>>>
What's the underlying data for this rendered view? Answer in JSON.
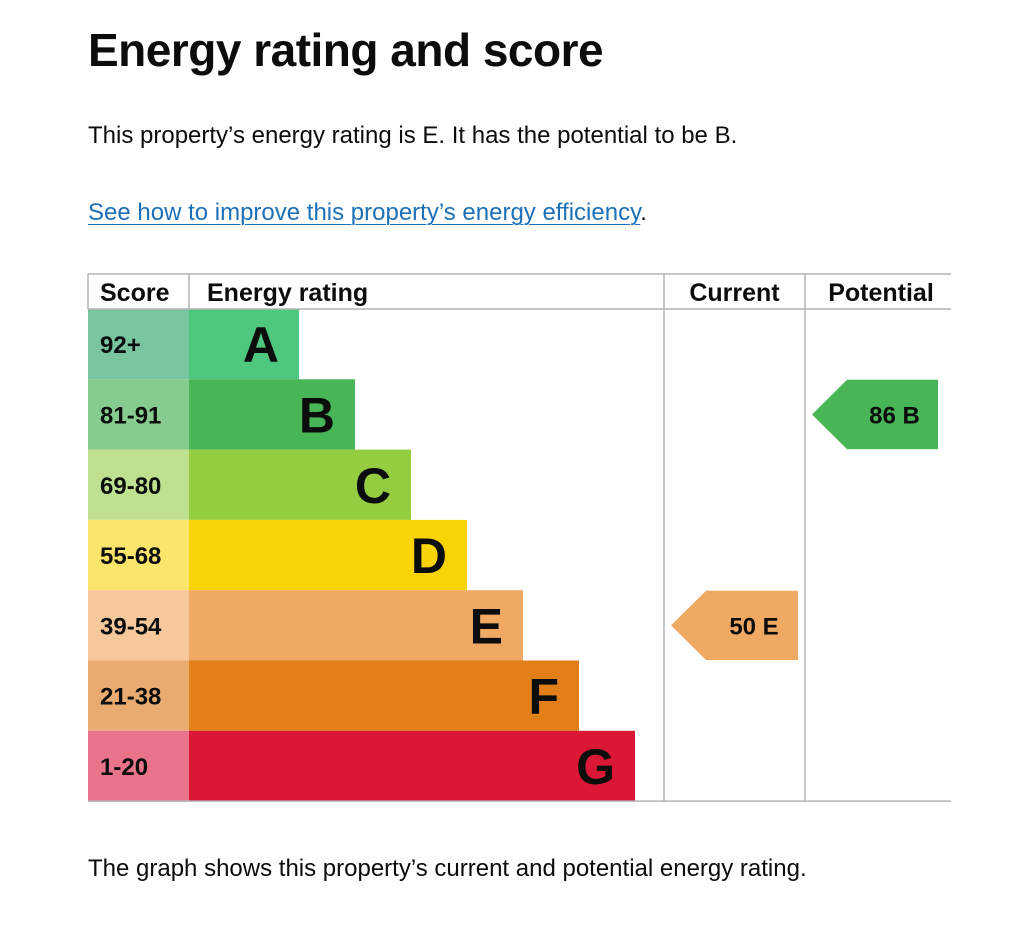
{
  "page": {
    "title": "Energy rating and score",
    "summary": "This property’s energy rating is E. It has the potential to be B.",
    "link_text": "See how to improve this property’s energy efficiency",
    "link_suffix": ".",
    "footer": "The graph shows this property’s current and potential energy rating."
  },
  "chart_data": {
    "type": "bar",
    "headers": {
      "score": "Score",
      "rating": "Energy rating",
      "current": "Current",
      "potential": "Potential"
    },
    "bands": [
      {
        "letter": "A",
        "range": "92+",
        "color": "#4fc87f",
        "score_bg": "#78c5a0",
        "value": 1
      },
      {
        "letter": "B",
        "range": "81-91",
        "color": "#48b556",
        "score_bg": "#85cc8e",
        "value": 2
      },
      {
        "letter": "C",
        "range": "69-80",
        "color": "#94cd3f",
        "score_bg": "#bfe18f",
        "value": 3
      },
      {
        "letter": "D",
        "range": "55-68",
        "color": "#f8d405",
        "score_bg": "#fbe56a",
        "value": 4
      },
      {
        "letter": "E",
        "range": "39-54",
        "color": "#f0a963",
        "score_bg": "#f6c89c",
        "value": 5
      },
      {
        "letter": "F",
        "range": "21-38",
        "color": "#e27f18",
        "score_bg": "#eaab70",
        "value": 6
      },
      {
        "letter": "G",
        "range": "1-20",
        "color": "#da1735",
        "score_bg": "#e8738a",
        "value": 7
      }
    ],
    "current": {
      "score": "50",
      "letter": "E",
      "band_index": 4,
      "color": "#f0a963"
    },
    "potential": {
      "score": "86",
      "letter": "B",
      "band_index": 1,
      "color": "#48b556"
    }
  }
}
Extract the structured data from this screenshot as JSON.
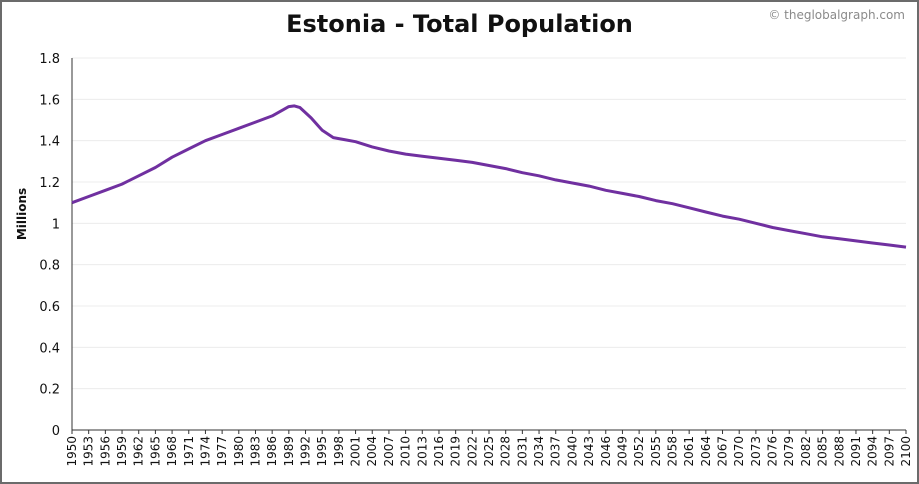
{
  "watermark": "© theglobalgraph.com",
  "chart_data": {
    "type": "line",
    "title": "Estonia - Total Population",
    "xlabel": "",
    "ylabel": "Millions",
    "ylim": [
      0,
      1.8
    ],
    "yticks": [
      "0",
      "0.2",
      "0.4",
      "0.6",
      "0.8",
      "1",
      "1.2",
      "1.4",
      "1.6",
      "1.8"
    ],
    "xlim": [
      1950,
      2100
    ],
    "xticks": [
      1950,
      1953,
      1956,
      1959,
      1962,
      1965,
      1968,
      1971,
      1974,
      1977,
      1980,
      1983,
      1986,
      1989,
      1992,
      1995,
      1998,
      2001,
      2004,
      2007,
      2010,
      2013,
      2016,
      2019,
      2022,
      2025,
      2028,
      2031,
      2034,
      2037,
      2040,
      2043,
      2046,
      2049,
      2052,
      2055,
      2058,
      2061,
      2064,
      2067,
      2070,
      2073,
      2076,
      2079,
      2082,
      2085,
      2088,
      2091,
      2094,
      2097,
      2100
    ],
    "grid": true,
    "line_color": "#7030a0",
    "series": [
      {
        "x": [
          1950,
          1953,
          1956,
          1959,
          1962,
          1965,
          1968,
          1971,
          1974,
          1977,
          1980,
          1983,
          1986,
          1988,
          1989,
          1990,
          1991,
          1993,
          1995,
          1997,
          1999,
          2001,
          2004,
          2007,
          2010,
          2013,
          2016,
          2019,
          2022,
          2025,
          2028,
          2031,
          2034,
          2037,
          2040,
          2043,
          2046,
          2049,
          2052,
          2055,
          2058,
          2061,
          2064,
          2067,
          2070,
          2073,
          2076,
          2079,
          2082,
          2085,
          2088,
          2091,
          2094,
          2097,
          2100
        ],
        "values": [
          1.1,
          1.13,
          1.16,
          1.19,
          1.23,
          1.27,
          1.32,
          1.36,
          1.4,
          1.43,
          1.46,
          1.49,
          1.52,
          1.55,
          1.565,
          1.568,
          1.56,
          1.51,
          1.45,
          1.415,
          1.405,
          1.395,
          1.37,
          1.35,
          1.335,
          1.325,
          1.315,
          1.305,
          1.295,
          1.28,
          1.265,
          1.245,
          1.23,
          1.21,
          1.195,
          1.18,
          1.16,
          1.145,
          1.13,
          1.11,
          1.095,
          1.075,
          1.055,
          1.035,
          1.02,
          1.0,
          0.98,
          0.965,
          0.95,
          0.935,
          0.925,
          0.915,
          0.905,
          0.895,
          0.885
        ]
      }
    ]
  }
}
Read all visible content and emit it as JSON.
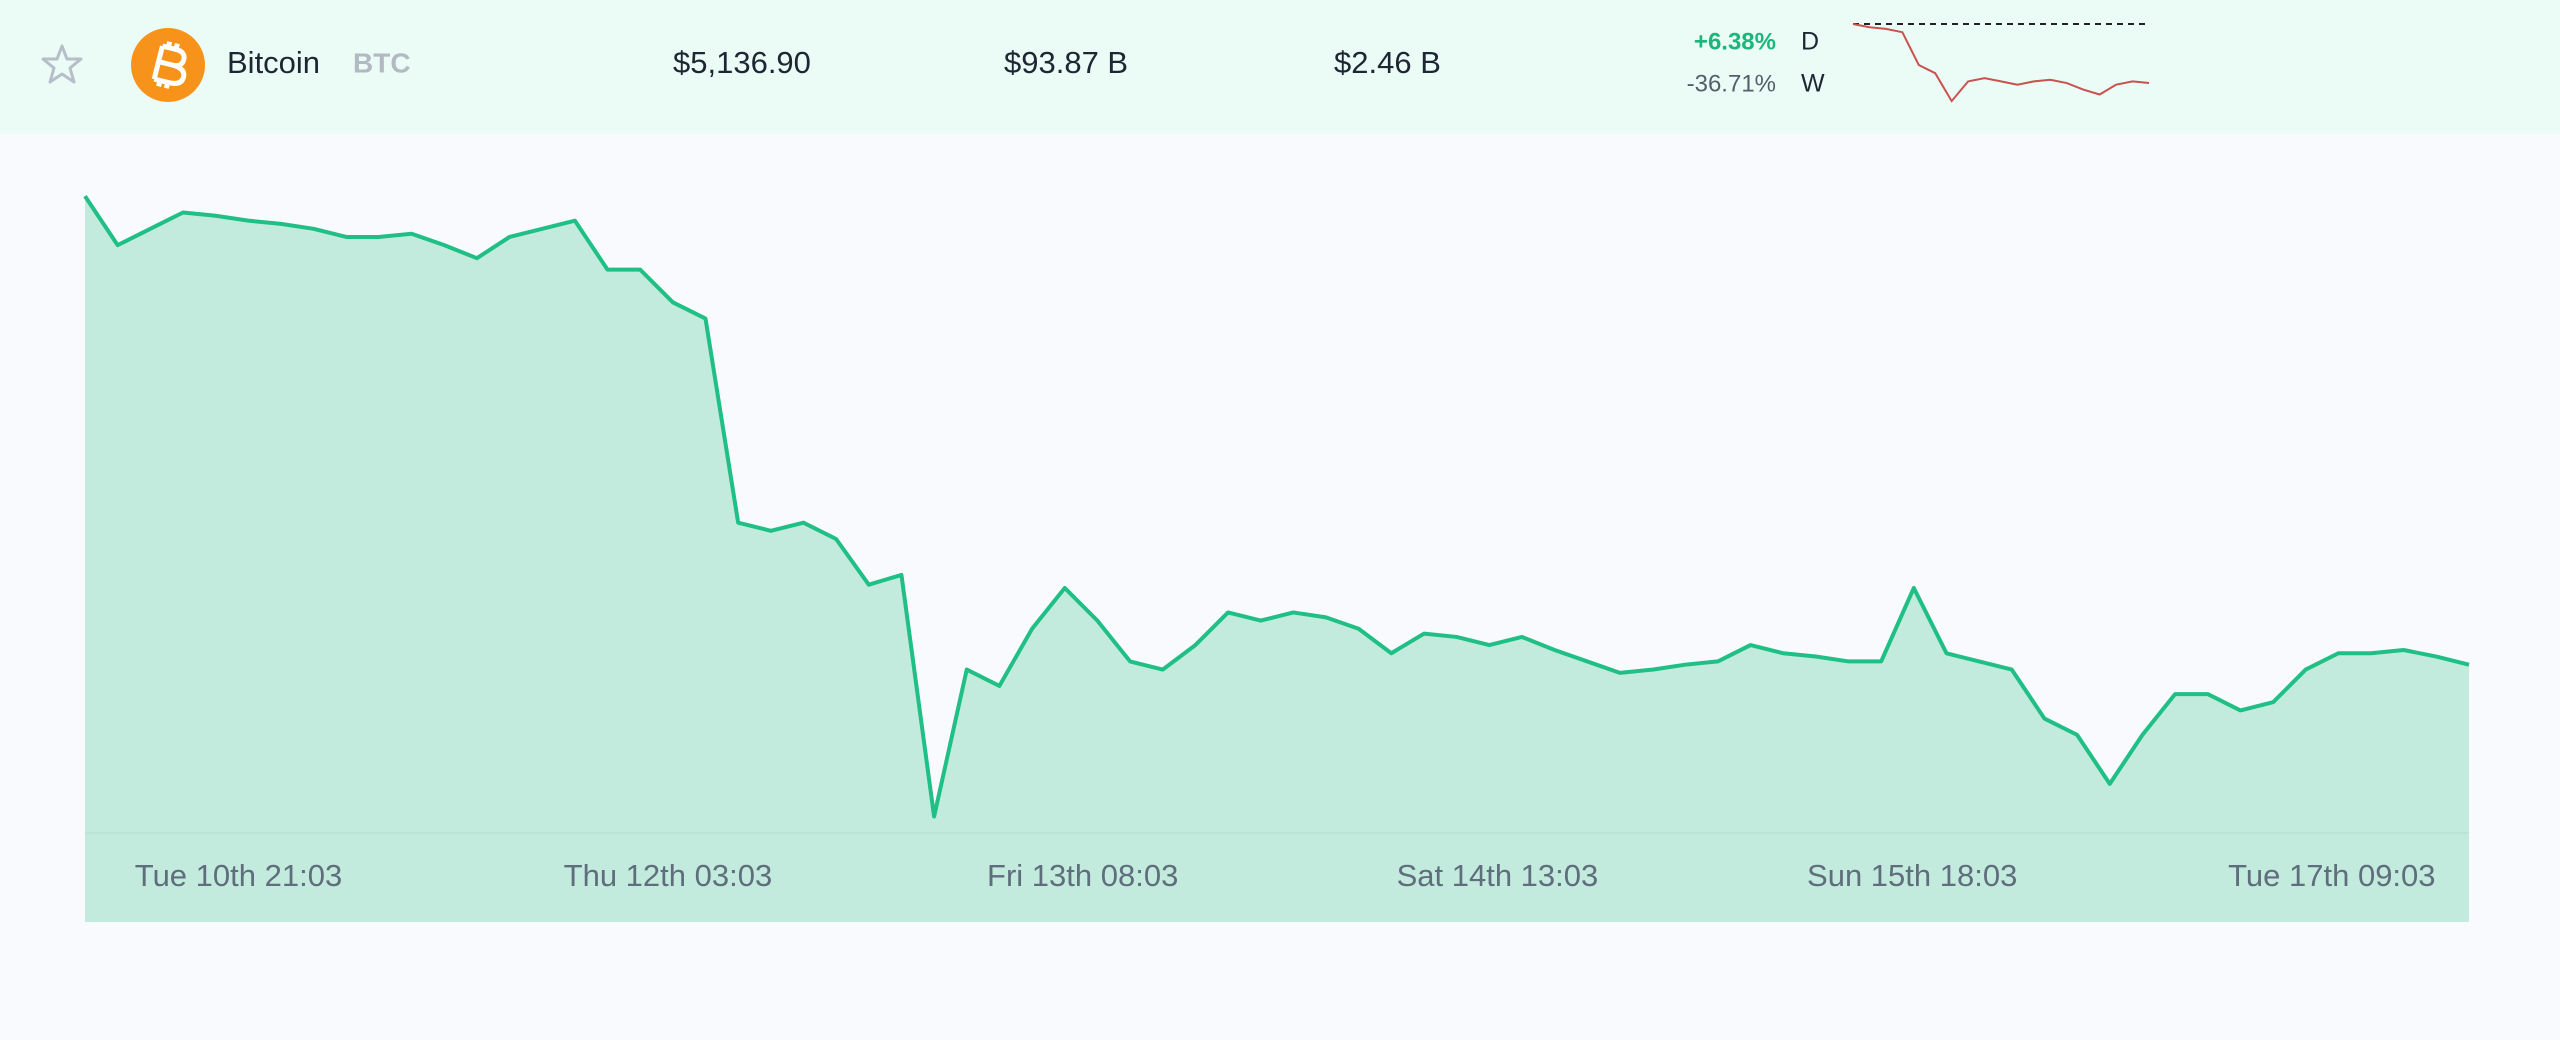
{
  "row": {
    "name": "Bitcoin",
    "symbol": "BTC",
    "price": "$5,136.90",
    "market_cap": "$93.87 B",
    "volume": "$2.46 B",
    "change_day": "+6.38%",
    "day_label": "D",
    "change_week": "-36.71%",
    "week_label": "W",
    "sparkline": {
      "type": "line",
      "color": "#c9524f",
      "baseline": 8000,
      "ylim": [
        4000,
        8000
      ],
      "values": [
        8000,
        7840,
        7760,
        7600,
        6000,
        5600,
        4240,
        5200,
        5360,
        5200,
        5040,
        5200,
        5280,
        5120,
        4800,
        4560,
        5040,
        5200,
        5120
      ]
    }
  },
  "chart_data": {
    "type": "area",
    "color": "#1fbf86",
    "fill": "#c2ebdd",
    "xlim": [
      0,
      73
    ],
    "ylim": [
      4000,
      8000
    ],
    "xticks": [
      {
        "value": 4.7,
        "label": "Tue 10th 21:03"
      },
      {
        "value": 17.85,
        "label": "Thu 12th 03:03"
      },
      {
        "value": 30.55,
        "label": "Fri 13th 08:03"
      },
      {
        "value": 43.25,
        "label": "Sat 14th 13:03"
      },
      {
        "value": 55.95,
        "label": "Sun 15th 18:03"
      },
      {
        "value": 68.8,
        "label": "Tue 17th 09:03"
      }
    ],
    "values": [
      7950,
      7650,
      7750,
      7850,
      7830,
      7800,
      7780,
      7750,
      7700,
      7700,
      7720,
      7650,
      7570,
      7700,
      7750,
      7800,
      7500,
      7500,
      7300,
      7200,
      5950,
      5900,
      5950,
      5850,
      5570,
      5630,
      4150,
      5050,
      4950,
      5300,
      5550,
      5350,
      5100,
      5050,
      5200,
      5400,
      5350,
      5400,
      5370,
      5300,
      5150,
      5270,
      5250,
      5200,
      5250,
      5170,
      5100,
      5030,
      5050,
      5080,
      5100,
      5200,
      5150,
      5130,
      5100,
      5100,
      5550,
      5150,
      5100,
      5050,
      4750,
      4650,
      4350,
      4650,
      4900,
      4900,
      4800,
      4850,
      5050,
      5150,
      5150,
      5170,
      5130,
      5080
    ]
  }
}
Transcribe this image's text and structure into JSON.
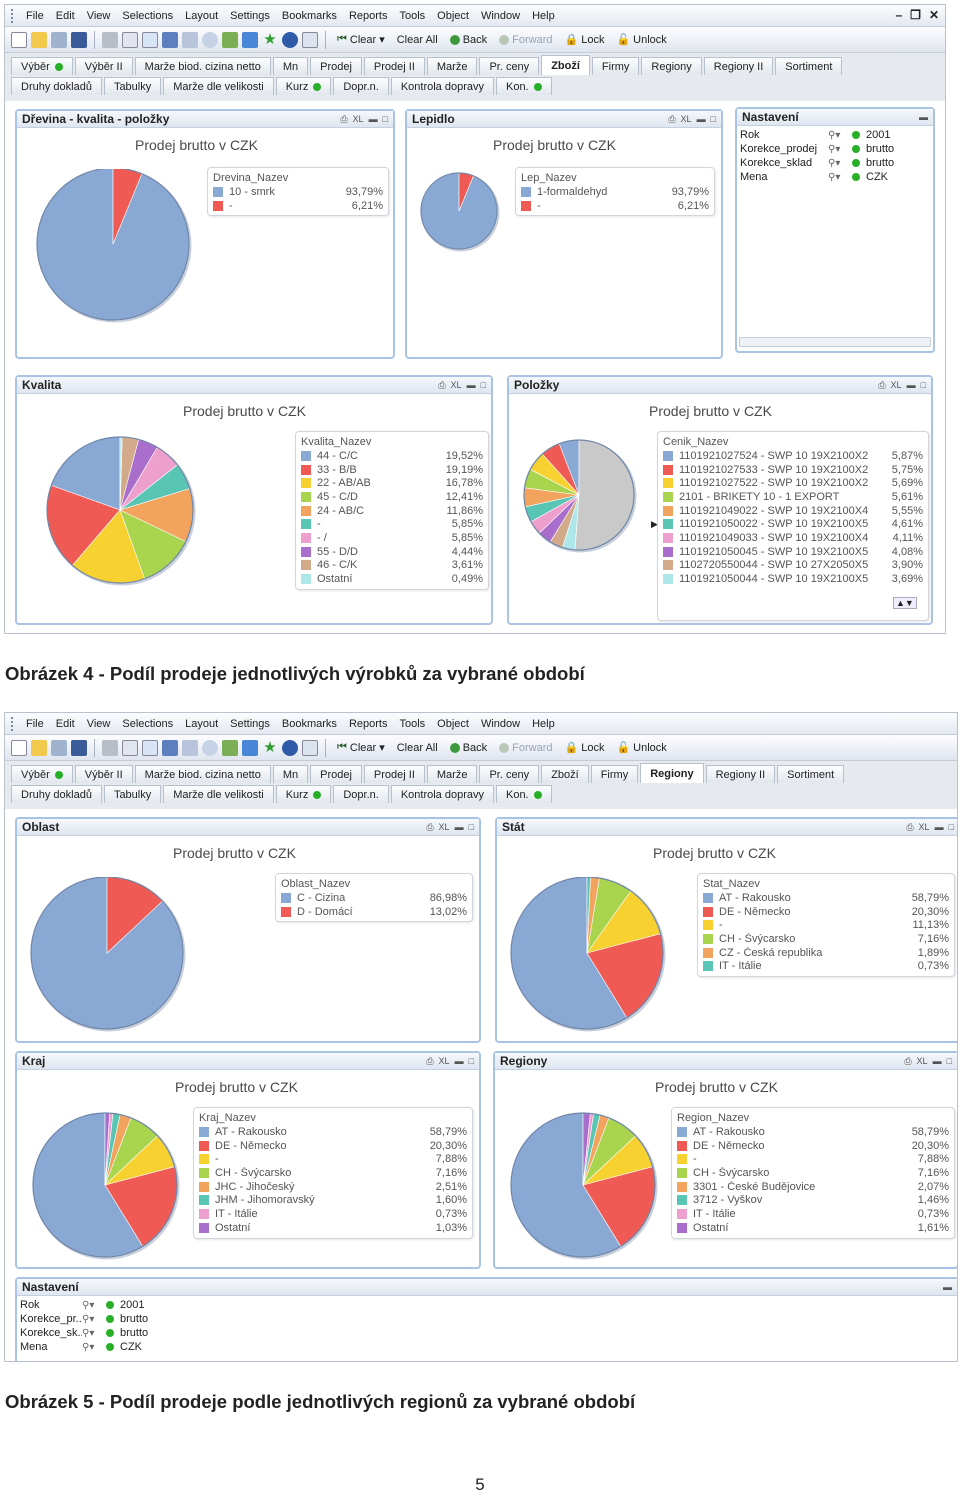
<<<
EXERCISE: Do not copy the pictures, but repeat every line exactly.

EXPECTED ANSWER:
What's the underlying data for this rendered view? Answer in JSON.
{
  "page": {
    "title": "Energy rating and score",
    "summary": "This property’s energy rating is E. It has the potential to be B.",
    "link_text": "See how to improve this property’s energy efficiency",
    "link_suffix": ".",
    "footer": "The graph shows this property’s current and potential energy rating."
  },
  "chart_data": {
    "type": "bar",
    "headers": {
      "score": "Score",
      "rating": "Energy rating",
      "current": "Current",
      "potential": "Potential"
    },
    "bands": [
      {
        "letter": "A",
        "range": "92+",
        "color": "#4fc87f",
        "score_bg": "#78c5a0",
        "value": 1
      },
      {
        "letter": "B",
        "range": "81-91",
        "color": "#48b556",
        "score_bg": "#85cc8e",
        "value": 2
      },
      {
        "letter": "C",
        "range": "69-80",
        "color": "#94cd3f",
        "score_bg": "#bfe18f",
        "value": 3
      },
      {
        "letter": "D",
        "range": "55-68",
        "color": "#f8d405",
        "score_bg": "#fbe56a",
        "value": 4
      },
      {
        "letter": "E",
        "range": "39-54",
        "color": "#f0a963",
        "score_bg": "#f6c89c",
        "value": 5
      },
      {
        "letter": "F",
        "range": "21-38",
        "color": "#e27f18",
        "score_bg": "#eaab70",
        "value": 6
      },
      {
        "letter": "G",
        "range": "1-20",
        "color": "#da1735",
        "score_bg": "#e8738a",
        "value": 7
      }
    ],
    "current": {
      "score": "50",
      "letter": "E",
      "band_index": 4,
      "color": "#f0a963"
    },
    "potential": {
      "score": "86",
      "letter": "B",
      "band_index": 1,
      "color": "#48b556"
    }
  }
}
Extract the structured data from this screenshot as JSON.
{
  "watermark": "© theglobalgraph.com",
  "chart_data": {
    "type": "line",
    "title": "Estonia - Total Population",
    "xlabel": "",
    "ylabel": "Millions",
    "ylim": [
      0,
      1.8
    ],
    "yticks": [
      "0",
      "0.2",
      "0.4",
      "0.6",
      "0.8",
      "1",
      "1.2",
      "1.4",
      "1.6",
      "1.8"
    ],
    "xlim": [
      1950,
      2100
    ],
    "xticks": [
      1950,
      1953,
      1956,
      1959,
      1962,
      1965,
      1968,
      1971,
      1974,
      1977,
      1980,
      1983,
      1986,
      1989,
      1992,
      1995,
      1998,
      2001,
      2004,
      2007,
      2010,
      2013,
      2016,
      2019,
      2022,
      2025,
      2028,
      2031,
      2034,
      2037,
      2040,
      2043,
      2046,
      2049,
      2052,
      2055,
      2058,
      2061,
      2064,
      2067,
      2070,
      2073,
      2076,
      2079,
      2082,
      2085,
      2088,
      2091,
      2094,
      2097,
      2100
    ],
    "grid": true,
    "line_color": "#7030a0",
    "series": [
      {
        "x": [
          1950,
          1953,
          1956,
          1959,
          1962,
          1965,
          1968,
          1971,
          1974,
          1977,
          1980,
          1983,
          1986,
          1988,
          1989,
          1990,
          1991,
          1993,
          1995,
          1997,
          1999,
          2001,
          2004,
          2007,
          2010,
          2013,
          2016,
          2019,
          2022,
          2025,
          2028,
          2031,
          2034,
          2037,
          2040,
          2043,
          2046,
          2049,
          2052,
          2055,
          2058,
          2061,
          2064,
          2067,
          2070,
          2073,
          2076,
          2079,
          2082,
          2085,
          2088,
          2091,
          2094,
          2097,
          2100
        ],
        "values": [
          1.1,
          1.13,
          1.16,
          1.19,
          1.23,
          1.27,
          1.32,
          1.36,
          1.4,
          1.43,
          1.46,
          1.49,
          1.52,
          1.55,
          1.565,
          1.568,
          1.56,
          1.51,
          1.45,
          1.415,
          1.405,
          1.395,
          1.37,
          1.35,
          1.335,
          1.325,
          1.315,
          1.305,
          1.295,
          1.28,
          1.265,
          1.245,
          1.23,
          1.21,
          1.195,
          1.18,
          1.16,
          1.145,
          1.13,
          1.11,
          1.095,
          1.075,
          1.055,
          1.035,
          1.02,
          1.0,
          0.98,
          0.965,
          0.95,
          0.935,
          0.925,
          0.915,
          0.905,
          0.895,
          0.885
        ]
      }
    ]
  }
}
Read all visible content and emit it as JSON.
{
  "row": {
    "name": "Bitcoin",
    "symbol": "BTC",
    "price": "$5,136.90",
    "market_cap": "$93.87 B",
    "volume": "$2.46 B",
    "change_day": "+6.38%",
    "day_label": "D",
    "change_week": "-36.71%",
    "week_label": "W",
    "sparkline": {
      "type": "line",
      "color": "#c9524f",
      "baseline": 8000,
      "ylim": [
        4000,
        8000
      ],
      "values": [
        8000,
        7840,
        7760,
        7600,
        6000,
        5600,
        4240,
        5200,
        5360,
        5200,
        5040,
        5200,
        5280,
        5120,
        4800,
        4560,
        5040,
        5200,
        5120
      ]
    }
  },
  "chart_data": {
    "type": "area",
    "color": "#1fbf86",
    "fill": "#c2ebdd",
    "xlim": [
      0,
      73
    ],
    "ylim": [
      4000,
      8000
    ],
    "xticks": [
      {
        "value": 4.7,
        "label": "Tue 10th 21:03"
      },
      {
        "value": 17.85,
        "label": "Thu 12th 03:03"
      },
      {
        "value": 30.55,
        "label": "Fri 13th 08:03"
      },
      {
        "value": 43.25,
        "label": "Sat 14th 13:03"
      },
      {
        "value": 55.95,
        "label": "Sun 15th 18:03"
      },
      {
        "value": 68.8,
        "label": "Tue 17th 09:03"
      }
    ],
    "values": [
      7950,
      7650,
      7750,
      7850,
      7830,
      7800,
      7780,
      7750,
      7700,
      7700,
      7720,
      7650,
      7570,
      7700,
      7750,
      7800,
      7500,
      7500,
      7300,
      7200,
      5950,
      5900,
      5950,
      5850,
      5570,
      5630,
      4150,
      5050,
      4950,
      5300,
      5550,
      5350,
      5100,
      5050,
      5200,
      5400,
      5350,
      5400,
      5370,
      5300,
      5150,
      5270,
      5250,
      5200,
      5250,
      5170,
      5100,
      5030,
      5050,
      5080,
      5100,
      5200,
      5150,
      5130,
      5100,
      5100,
      5550,
      5150,
      5100,
      5050,
      4750,
      4650,
      4350,
      4650,
      4900,
      4900,
      4800,
      4850,
      5050,
      5150,
      5150,
      5170,
      5130,
      5080
    ]
  }
}
Transcribe this image's text and structure into JSON.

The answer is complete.